What is being asked: Every line that includes the word "into" is to be listed.

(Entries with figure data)
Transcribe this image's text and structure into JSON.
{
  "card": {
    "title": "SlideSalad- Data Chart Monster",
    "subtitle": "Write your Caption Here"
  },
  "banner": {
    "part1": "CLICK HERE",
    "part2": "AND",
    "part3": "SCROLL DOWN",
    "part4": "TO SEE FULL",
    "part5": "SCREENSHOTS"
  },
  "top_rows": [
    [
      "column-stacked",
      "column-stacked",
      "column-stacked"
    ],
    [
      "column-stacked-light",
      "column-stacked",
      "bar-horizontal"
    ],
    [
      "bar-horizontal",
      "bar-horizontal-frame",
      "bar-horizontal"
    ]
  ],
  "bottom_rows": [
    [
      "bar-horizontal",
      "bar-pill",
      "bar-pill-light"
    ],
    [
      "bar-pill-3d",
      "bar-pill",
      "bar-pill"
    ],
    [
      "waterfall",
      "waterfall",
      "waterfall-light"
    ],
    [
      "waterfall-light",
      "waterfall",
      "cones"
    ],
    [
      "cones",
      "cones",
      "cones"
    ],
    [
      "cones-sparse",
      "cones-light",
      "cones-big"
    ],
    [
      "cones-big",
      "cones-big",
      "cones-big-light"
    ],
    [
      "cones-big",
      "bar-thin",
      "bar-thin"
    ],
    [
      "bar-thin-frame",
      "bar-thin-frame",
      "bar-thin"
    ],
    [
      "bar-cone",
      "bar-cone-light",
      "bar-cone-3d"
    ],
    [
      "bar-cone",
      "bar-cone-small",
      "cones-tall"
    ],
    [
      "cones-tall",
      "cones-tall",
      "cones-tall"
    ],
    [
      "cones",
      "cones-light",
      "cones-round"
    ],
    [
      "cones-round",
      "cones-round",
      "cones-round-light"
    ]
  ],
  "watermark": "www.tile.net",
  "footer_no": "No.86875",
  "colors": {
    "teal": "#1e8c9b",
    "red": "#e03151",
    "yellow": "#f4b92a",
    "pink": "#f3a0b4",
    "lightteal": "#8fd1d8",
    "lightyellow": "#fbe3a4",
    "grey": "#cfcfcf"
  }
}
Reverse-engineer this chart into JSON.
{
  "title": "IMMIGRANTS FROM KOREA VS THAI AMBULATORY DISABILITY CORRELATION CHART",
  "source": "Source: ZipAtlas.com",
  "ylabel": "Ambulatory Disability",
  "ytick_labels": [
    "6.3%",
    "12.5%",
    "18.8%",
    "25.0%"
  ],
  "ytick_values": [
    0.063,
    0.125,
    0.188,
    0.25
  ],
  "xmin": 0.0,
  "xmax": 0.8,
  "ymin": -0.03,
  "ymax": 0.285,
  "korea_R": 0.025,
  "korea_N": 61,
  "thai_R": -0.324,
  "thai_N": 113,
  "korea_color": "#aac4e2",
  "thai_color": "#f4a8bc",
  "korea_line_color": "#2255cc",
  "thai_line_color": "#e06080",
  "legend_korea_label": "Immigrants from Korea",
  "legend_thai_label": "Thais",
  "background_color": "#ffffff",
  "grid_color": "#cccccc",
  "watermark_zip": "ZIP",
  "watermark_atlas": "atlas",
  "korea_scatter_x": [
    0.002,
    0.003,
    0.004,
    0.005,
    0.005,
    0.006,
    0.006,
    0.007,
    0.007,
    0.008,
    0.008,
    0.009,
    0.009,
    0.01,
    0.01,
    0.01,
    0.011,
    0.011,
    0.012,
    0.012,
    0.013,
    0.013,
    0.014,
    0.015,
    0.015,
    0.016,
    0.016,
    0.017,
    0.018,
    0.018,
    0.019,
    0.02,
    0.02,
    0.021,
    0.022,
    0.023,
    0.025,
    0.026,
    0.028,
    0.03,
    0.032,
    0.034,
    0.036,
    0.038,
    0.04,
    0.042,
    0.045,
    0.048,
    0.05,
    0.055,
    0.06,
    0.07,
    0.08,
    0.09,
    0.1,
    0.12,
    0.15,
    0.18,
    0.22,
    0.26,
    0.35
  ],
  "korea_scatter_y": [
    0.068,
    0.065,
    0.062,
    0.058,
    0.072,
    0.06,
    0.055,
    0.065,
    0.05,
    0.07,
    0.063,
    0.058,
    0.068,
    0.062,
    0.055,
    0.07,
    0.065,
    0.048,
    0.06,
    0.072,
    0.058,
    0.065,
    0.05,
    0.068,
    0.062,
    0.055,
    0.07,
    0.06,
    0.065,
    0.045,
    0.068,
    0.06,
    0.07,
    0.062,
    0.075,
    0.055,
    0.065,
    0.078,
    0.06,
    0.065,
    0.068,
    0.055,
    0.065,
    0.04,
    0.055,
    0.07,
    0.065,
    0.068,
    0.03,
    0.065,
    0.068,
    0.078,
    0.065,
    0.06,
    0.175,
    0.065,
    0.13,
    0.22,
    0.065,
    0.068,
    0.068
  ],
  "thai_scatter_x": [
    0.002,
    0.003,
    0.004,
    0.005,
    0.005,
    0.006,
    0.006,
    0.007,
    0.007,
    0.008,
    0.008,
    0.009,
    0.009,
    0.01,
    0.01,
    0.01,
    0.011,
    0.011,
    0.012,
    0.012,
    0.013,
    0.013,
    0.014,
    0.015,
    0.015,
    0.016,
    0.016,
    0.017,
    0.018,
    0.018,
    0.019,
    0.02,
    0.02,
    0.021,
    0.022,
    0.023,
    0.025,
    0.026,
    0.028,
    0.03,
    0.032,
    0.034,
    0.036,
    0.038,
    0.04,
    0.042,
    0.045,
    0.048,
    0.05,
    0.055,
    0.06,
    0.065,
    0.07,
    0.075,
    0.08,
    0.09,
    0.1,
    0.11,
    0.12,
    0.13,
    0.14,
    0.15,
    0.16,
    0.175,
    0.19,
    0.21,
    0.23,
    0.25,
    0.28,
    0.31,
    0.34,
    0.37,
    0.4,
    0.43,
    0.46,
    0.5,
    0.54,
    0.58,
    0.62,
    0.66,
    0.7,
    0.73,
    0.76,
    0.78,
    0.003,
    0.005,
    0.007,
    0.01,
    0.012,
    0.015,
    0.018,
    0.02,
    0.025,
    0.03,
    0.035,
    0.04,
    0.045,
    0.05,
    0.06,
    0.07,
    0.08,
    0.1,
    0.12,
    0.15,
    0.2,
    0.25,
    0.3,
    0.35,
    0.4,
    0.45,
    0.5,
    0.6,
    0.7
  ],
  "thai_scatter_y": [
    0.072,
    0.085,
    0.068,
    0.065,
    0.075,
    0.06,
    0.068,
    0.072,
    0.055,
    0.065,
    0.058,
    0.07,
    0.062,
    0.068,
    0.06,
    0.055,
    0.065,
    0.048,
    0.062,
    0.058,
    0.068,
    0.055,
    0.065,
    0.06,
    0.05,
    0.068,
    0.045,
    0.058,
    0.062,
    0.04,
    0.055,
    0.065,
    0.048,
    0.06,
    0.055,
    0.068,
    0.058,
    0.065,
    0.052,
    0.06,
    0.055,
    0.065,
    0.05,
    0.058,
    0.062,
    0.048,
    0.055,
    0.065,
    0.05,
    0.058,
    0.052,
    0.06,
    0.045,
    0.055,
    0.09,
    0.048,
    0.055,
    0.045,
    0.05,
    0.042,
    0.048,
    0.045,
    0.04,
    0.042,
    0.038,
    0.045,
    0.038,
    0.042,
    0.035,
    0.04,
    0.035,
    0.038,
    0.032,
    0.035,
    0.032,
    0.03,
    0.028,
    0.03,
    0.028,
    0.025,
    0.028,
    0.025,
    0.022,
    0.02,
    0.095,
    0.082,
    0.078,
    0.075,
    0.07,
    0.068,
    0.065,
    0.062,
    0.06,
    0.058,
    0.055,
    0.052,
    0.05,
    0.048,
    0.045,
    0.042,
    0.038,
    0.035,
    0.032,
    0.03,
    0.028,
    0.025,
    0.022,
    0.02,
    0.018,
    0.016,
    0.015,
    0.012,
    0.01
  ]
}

Result of the task:
Transcribe this image's text and structure into JSON.
Reverse-engineer this chart into JSON.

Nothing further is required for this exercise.